* **Direction**: Quote, word for word, only the lines running from the line with "Read all visible content and emit it as JSON." through the end of the listing. Leave out the pictures.

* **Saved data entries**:

===============

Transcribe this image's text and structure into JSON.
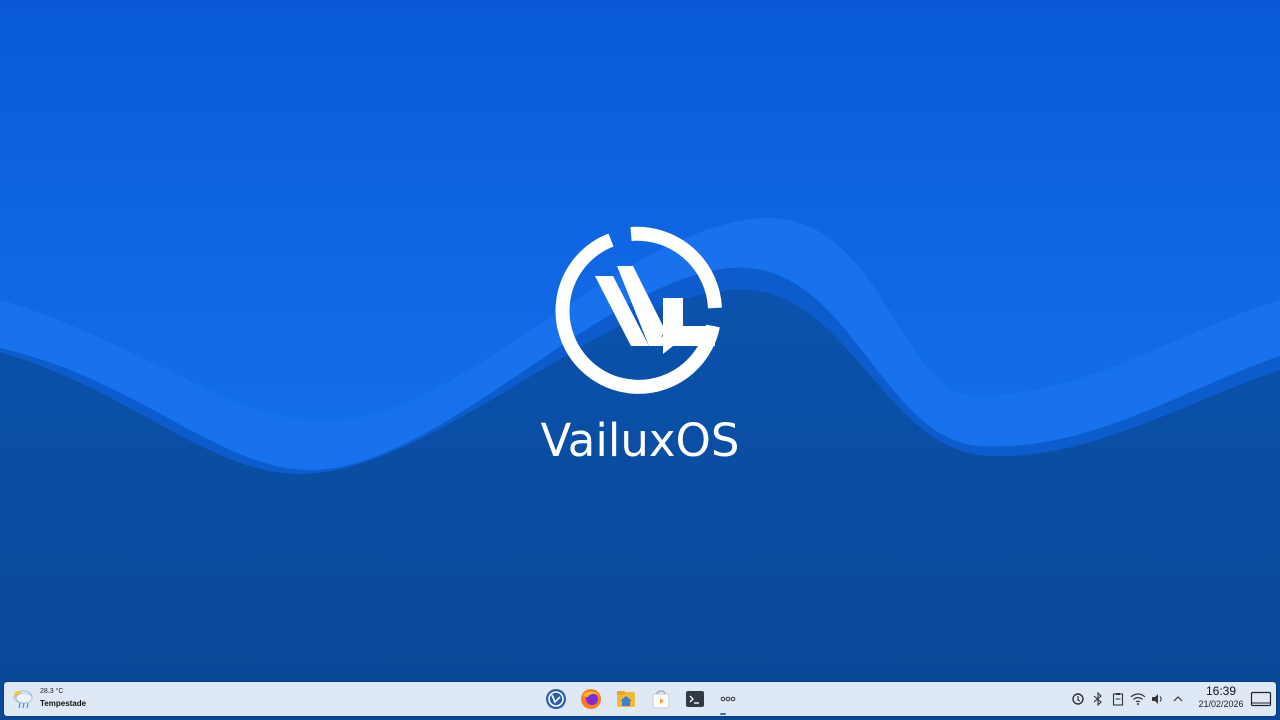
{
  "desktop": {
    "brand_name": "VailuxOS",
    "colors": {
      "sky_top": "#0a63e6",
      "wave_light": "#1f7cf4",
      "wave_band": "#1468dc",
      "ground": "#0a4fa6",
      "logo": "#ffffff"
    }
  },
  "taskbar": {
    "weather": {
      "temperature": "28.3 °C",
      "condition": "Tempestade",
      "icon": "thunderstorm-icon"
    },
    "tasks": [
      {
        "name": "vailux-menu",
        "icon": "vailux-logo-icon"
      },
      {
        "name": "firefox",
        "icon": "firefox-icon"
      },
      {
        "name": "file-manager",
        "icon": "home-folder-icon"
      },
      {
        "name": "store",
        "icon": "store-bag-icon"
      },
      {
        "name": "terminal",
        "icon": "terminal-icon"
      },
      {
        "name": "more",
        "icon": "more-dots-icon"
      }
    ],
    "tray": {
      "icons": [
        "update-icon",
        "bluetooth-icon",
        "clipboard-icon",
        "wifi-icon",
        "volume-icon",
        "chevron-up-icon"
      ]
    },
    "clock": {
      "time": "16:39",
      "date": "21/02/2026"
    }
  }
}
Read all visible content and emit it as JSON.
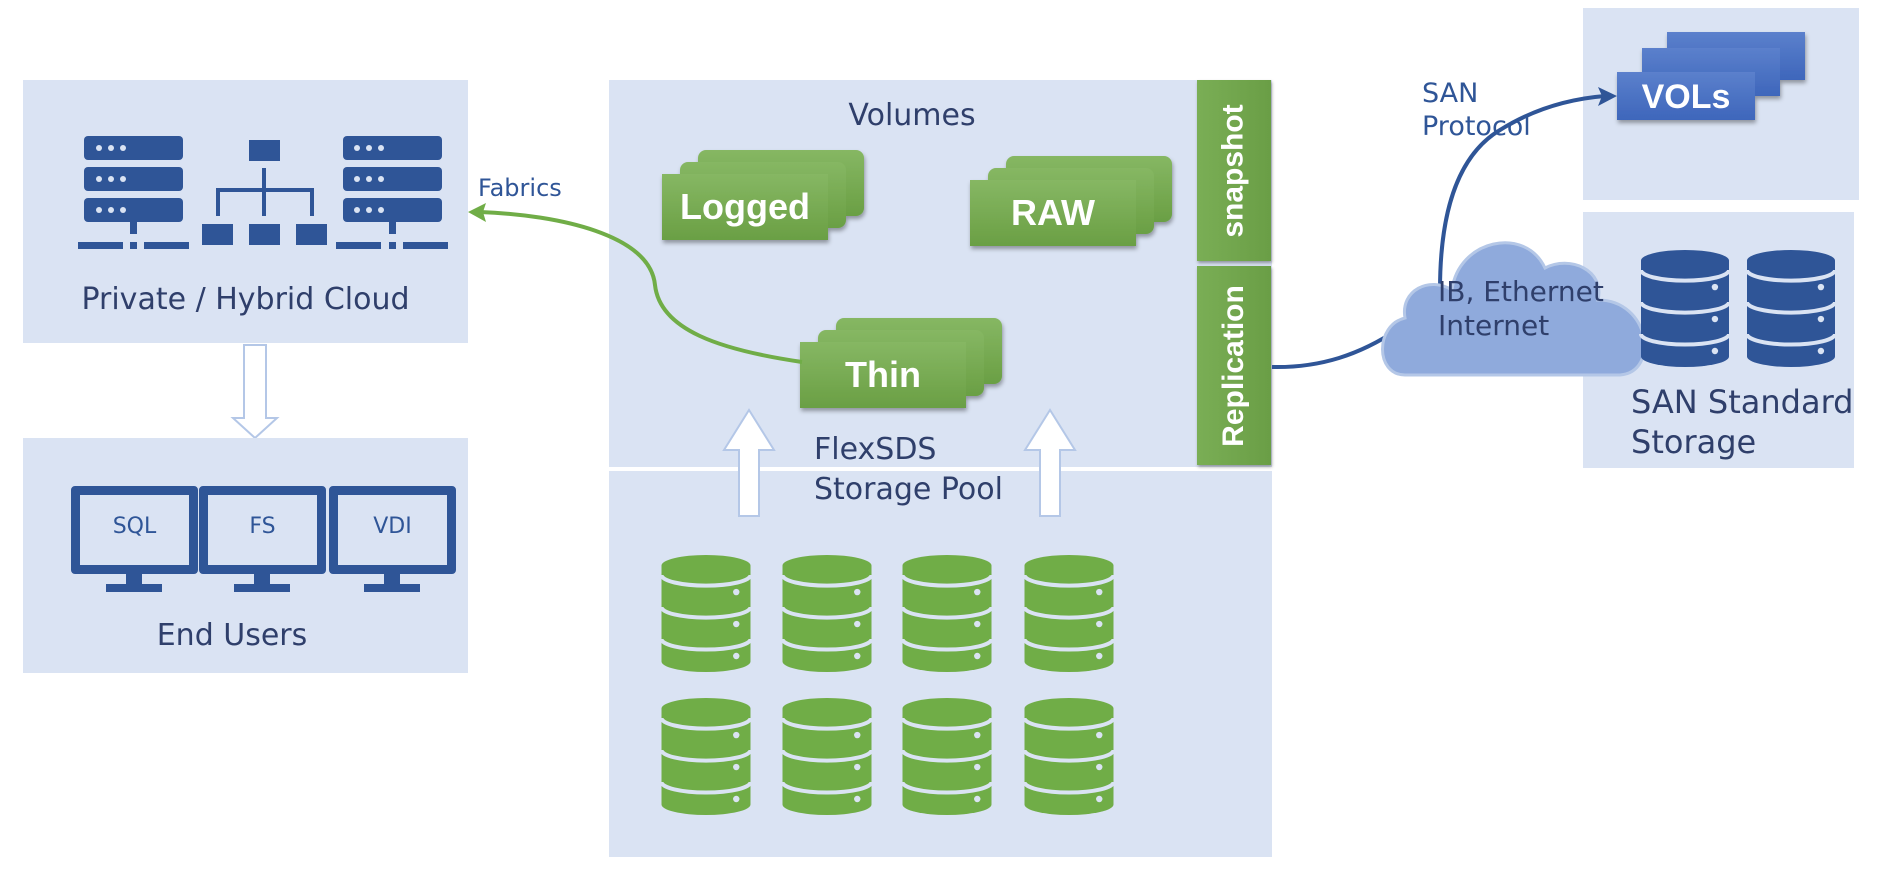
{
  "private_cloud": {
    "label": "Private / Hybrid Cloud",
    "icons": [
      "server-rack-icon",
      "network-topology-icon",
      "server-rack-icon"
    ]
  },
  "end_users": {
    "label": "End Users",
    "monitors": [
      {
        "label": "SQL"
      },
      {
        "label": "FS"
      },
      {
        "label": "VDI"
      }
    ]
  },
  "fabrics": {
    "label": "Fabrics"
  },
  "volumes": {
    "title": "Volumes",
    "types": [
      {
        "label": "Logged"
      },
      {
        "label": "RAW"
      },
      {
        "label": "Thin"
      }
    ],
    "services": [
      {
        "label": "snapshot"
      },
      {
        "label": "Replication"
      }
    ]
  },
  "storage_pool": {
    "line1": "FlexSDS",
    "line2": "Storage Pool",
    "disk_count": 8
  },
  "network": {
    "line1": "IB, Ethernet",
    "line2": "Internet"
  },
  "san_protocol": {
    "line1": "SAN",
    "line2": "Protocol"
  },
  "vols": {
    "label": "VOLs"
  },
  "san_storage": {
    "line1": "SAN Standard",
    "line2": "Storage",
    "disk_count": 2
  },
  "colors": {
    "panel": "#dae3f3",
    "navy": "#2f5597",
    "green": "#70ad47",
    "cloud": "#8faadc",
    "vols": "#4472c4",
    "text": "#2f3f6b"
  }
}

===============

* **Final result**:
Read all visible content and emit it as JSON.
{
  "private_cloud": {
    "label": "Private / Hybrid Cloud",
    "icons": [
      "server-rack-icon",
      "network-topology-icon",
      "server-rack-icon"
    ]
  },
  "end_users": {
    "label": "End Users",
    "monitors": [
      {
        "label": "SQL"
      },
      {
        "label": "FS"
      },
      {
        "label": "VDI"
      }
    ]
  },
  "fabrics": {
    "label": "Fabrics"
  },
  "volumes": {
    "title": "Volumes",
    "types": [
      {
        "label": "Logged"
      },
      {
        "label": "RAW"
      },
      {
        "label": "Thin"
      }
    ],
    "services": [
      {
        "label": "snapshot"
      },
      {
        "label": "Replication"
      }
    ]
  },
  "storage_pool": {
    "line1": "FlexSDS",
    "line2": "Storage Pool",
    "disk_count": 8
  },
  "network": {
    "line1": "IB, Ethernet",
    "line2": "Internet"
  },
  "san_protocol": {
    "line1": "SAN",
    "line2": "Protocol"
  },
  "vols": {
    "label": "VOLs"
  },
  "san_storage": {
    "line1": "SAN Standard",
    "line2": "Storage",
    "disk_count": 2
  },
  "colors": {
    "panel": "#dae3f3",
    "navy": "#2f5597",
    "green": "#70ad47",
    "cloud": "#8faadc",
    "vols": "#4472c4",
    "text": "#2f3f6b"
  }
}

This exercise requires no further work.